### Request
Gather from the listing below each line that includes the word "Tăng", and copy it.

### Dataset excerpt
..........

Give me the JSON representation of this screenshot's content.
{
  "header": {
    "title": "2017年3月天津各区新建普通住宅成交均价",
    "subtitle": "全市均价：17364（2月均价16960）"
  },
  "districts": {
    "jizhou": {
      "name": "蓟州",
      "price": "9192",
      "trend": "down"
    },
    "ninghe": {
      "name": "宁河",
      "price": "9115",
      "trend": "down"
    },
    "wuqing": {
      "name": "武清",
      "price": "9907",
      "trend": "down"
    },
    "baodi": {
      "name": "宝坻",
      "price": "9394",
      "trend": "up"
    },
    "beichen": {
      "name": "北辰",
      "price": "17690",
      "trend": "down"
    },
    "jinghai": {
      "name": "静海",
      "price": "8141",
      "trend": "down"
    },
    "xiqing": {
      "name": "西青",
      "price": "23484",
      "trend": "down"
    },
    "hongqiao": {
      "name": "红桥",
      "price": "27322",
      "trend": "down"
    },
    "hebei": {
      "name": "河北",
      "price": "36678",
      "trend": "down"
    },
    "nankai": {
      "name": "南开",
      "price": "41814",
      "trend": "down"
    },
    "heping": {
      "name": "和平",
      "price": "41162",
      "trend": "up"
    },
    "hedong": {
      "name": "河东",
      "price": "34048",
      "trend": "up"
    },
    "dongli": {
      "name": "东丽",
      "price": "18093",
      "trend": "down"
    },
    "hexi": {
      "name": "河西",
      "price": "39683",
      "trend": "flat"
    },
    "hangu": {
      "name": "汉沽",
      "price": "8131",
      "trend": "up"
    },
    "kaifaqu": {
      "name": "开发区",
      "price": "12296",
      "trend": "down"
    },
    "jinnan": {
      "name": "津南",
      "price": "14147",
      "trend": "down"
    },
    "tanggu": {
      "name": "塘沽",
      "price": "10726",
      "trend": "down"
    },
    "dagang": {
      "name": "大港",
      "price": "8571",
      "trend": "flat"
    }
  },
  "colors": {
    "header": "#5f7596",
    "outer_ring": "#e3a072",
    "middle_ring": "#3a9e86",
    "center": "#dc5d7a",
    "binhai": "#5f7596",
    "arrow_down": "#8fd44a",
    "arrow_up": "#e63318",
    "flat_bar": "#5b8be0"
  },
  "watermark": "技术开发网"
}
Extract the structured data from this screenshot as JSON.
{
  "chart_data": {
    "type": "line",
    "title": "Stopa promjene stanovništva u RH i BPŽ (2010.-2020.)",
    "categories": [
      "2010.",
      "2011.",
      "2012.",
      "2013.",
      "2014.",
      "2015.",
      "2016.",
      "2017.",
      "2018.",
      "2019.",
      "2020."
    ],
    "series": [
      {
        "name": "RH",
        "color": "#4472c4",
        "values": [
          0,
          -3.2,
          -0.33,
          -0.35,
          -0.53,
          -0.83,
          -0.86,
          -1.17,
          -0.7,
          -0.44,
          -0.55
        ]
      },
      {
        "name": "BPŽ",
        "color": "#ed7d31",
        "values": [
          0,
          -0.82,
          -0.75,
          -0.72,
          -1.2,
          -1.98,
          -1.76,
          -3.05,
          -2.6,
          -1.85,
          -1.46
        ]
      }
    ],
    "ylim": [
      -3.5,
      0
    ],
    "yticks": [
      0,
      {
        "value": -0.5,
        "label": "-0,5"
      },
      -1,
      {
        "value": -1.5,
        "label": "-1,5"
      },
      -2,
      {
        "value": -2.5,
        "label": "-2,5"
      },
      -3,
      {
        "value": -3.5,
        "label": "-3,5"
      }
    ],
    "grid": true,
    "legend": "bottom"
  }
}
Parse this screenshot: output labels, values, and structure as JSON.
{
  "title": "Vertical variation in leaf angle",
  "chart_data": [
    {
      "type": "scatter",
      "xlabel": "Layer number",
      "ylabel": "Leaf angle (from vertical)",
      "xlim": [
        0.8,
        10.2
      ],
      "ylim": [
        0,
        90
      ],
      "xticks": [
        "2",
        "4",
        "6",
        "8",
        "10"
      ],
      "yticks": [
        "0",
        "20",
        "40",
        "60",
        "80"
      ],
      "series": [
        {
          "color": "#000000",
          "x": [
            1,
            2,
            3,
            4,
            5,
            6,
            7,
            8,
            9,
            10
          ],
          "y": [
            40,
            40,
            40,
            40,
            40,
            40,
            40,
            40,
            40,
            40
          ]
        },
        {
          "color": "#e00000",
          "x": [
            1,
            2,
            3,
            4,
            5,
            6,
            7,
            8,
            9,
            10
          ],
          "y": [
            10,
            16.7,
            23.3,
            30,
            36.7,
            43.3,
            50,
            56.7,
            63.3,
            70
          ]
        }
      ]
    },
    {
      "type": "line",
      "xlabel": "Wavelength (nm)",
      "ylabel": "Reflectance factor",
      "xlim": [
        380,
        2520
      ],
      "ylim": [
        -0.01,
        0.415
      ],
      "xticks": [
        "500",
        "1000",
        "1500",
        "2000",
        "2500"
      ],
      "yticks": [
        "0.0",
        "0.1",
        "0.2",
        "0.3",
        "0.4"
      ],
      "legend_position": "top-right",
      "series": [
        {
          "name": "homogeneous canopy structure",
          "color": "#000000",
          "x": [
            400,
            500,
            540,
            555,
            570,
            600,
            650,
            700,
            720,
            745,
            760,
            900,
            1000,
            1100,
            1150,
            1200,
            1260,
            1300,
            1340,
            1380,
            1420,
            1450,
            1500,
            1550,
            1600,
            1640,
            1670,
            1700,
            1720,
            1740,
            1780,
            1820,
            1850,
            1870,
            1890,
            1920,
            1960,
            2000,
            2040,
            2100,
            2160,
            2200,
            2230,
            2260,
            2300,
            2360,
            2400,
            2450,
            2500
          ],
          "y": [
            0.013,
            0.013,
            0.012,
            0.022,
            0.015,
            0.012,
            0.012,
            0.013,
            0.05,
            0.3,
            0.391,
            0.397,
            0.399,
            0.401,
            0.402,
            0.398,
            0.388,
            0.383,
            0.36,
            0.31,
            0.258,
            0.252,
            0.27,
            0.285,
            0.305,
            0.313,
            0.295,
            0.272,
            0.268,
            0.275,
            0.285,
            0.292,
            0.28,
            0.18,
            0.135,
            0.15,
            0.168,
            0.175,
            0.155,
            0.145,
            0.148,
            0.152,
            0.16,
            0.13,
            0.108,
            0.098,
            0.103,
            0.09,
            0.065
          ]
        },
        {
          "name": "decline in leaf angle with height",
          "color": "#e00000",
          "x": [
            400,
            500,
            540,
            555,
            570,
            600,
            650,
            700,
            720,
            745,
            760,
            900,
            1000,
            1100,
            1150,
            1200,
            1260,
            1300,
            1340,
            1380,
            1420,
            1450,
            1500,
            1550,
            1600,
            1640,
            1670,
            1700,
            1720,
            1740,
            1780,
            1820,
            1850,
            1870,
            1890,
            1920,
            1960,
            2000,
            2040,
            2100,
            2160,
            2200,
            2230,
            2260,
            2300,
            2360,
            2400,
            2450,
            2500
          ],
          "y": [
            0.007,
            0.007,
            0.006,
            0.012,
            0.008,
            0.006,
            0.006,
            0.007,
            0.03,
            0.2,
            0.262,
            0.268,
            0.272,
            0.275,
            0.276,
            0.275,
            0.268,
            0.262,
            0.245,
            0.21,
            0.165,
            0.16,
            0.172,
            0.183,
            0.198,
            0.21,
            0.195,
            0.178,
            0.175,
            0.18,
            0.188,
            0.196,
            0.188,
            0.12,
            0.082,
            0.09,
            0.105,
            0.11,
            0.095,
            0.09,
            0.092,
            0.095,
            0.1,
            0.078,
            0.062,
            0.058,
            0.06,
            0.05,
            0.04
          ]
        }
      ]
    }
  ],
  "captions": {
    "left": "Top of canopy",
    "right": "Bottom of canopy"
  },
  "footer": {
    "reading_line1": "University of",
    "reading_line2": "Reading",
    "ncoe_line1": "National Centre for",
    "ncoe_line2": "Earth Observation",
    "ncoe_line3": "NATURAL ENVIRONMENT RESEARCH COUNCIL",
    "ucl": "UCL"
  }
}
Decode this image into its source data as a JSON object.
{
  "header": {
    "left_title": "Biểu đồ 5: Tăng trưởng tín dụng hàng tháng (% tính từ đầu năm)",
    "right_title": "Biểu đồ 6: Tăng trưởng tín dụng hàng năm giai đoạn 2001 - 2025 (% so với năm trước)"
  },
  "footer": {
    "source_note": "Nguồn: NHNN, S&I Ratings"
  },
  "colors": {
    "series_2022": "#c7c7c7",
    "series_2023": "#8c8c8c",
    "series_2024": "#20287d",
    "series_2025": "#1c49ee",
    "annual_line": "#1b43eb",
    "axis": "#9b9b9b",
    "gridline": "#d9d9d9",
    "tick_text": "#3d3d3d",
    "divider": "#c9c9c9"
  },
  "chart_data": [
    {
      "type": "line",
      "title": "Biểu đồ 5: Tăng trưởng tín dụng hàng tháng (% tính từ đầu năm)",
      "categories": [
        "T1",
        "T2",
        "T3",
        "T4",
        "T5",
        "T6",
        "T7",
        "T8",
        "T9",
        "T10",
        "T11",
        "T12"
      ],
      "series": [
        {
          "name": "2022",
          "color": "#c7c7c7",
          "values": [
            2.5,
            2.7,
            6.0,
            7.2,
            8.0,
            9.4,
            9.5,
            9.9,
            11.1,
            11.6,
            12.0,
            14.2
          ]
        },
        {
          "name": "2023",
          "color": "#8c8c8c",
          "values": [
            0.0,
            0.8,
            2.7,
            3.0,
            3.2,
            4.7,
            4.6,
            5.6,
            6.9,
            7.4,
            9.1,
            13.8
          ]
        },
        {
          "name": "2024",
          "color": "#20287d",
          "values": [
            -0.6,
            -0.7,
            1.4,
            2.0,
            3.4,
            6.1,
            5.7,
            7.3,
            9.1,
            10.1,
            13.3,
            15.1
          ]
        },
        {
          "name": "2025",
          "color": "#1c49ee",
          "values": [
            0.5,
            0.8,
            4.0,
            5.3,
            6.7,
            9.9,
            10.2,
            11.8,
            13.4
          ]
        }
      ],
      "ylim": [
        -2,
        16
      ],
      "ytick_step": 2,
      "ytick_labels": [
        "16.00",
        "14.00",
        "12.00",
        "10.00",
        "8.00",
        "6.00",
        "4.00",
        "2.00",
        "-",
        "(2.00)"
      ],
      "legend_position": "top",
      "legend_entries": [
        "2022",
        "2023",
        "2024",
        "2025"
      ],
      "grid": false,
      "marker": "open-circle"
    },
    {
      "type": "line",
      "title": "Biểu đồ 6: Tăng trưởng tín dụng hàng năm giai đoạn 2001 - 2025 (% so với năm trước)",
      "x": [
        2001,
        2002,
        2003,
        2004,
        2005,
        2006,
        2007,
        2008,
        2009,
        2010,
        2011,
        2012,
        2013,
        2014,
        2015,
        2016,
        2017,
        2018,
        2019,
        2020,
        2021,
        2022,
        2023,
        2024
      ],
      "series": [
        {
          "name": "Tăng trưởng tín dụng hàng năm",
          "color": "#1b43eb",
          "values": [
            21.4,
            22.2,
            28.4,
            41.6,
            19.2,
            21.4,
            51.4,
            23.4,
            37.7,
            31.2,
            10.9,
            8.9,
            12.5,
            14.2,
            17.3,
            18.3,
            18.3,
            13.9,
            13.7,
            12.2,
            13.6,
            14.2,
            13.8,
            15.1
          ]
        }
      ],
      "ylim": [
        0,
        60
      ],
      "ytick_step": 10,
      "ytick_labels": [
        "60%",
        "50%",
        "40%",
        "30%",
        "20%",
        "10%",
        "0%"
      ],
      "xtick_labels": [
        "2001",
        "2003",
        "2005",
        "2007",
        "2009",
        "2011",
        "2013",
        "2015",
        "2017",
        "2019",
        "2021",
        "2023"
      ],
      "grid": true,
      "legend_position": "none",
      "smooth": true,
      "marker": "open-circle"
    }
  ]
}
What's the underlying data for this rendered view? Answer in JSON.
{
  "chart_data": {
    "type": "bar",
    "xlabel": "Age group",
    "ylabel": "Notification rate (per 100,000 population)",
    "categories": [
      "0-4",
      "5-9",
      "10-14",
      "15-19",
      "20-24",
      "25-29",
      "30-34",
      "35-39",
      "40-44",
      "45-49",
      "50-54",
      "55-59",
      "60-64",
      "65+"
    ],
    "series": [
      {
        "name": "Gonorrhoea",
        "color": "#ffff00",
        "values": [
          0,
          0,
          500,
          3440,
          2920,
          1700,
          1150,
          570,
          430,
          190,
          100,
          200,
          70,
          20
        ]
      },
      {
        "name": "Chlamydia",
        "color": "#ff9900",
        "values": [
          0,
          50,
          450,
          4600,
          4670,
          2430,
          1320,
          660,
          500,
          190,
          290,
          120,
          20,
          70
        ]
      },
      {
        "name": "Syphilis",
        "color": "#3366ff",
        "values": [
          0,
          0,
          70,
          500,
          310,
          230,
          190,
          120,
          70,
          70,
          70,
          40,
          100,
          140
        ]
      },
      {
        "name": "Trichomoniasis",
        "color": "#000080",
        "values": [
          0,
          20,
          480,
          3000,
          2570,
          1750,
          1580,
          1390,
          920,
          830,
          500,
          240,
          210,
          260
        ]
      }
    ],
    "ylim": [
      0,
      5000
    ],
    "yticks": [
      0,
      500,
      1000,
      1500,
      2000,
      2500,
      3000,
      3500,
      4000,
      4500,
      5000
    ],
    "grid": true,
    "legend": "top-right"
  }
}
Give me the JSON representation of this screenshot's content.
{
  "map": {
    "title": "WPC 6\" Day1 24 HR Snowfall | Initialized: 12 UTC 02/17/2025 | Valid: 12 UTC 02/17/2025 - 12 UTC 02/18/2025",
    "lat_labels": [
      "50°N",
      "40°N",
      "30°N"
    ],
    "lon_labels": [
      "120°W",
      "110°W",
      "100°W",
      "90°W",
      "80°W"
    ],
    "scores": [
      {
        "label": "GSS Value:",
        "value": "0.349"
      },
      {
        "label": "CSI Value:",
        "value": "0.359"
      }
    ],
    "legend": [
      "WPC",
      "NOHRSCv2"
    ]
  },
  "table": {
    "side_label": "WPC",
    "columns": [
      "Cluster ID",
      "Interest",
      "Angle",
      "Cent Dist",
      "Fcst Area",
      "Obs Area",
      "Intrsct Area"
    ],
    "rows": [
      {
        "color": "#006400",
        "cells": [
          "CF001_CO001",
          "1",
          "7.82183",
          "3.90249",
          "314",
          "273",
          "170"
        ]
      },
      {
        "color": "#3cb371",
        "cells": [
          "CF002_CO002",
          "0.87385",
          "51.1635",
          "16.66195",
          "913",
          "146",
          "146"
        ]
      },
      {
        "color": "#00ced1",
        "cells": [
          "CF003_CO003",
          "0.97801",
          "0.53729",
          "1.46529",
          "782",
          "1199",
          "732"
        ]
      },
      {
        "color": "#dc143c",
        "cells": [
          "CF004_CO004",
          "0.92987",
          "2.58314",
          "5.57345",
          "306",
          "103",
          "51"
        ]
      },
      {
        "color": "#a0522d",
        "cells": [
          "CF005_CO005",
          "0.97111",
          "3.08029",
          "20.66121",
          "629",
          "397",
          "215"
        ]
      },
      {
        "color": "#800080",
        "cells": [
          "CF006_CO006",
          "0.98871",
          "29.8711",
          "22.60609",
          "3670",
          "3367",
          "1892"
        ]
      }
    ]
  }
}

..........

### Exercise response
    "left_title": "Biểu đồ 5: Tăng trưởng tín dụng hàng tháng (% tính từ đầu năm)",
    "right_title": "Biểu đồ 6: Tăng trưởng tín dụng hàng năm giai đoạn 2001 - 2025 (% so với năm trước)"
      "title": "Biểu đồ 5: Tăng trưởng tín dụng hàng tháng (% tính từ đầu năm)",
      "title": "Biểu đồ 6: Tăng trưởng tín dụng hàng năm giai đoạn 2001 - 2025 (% so với năm trước)",
          "name": "Tăng trưởng tín dụng hàng năm",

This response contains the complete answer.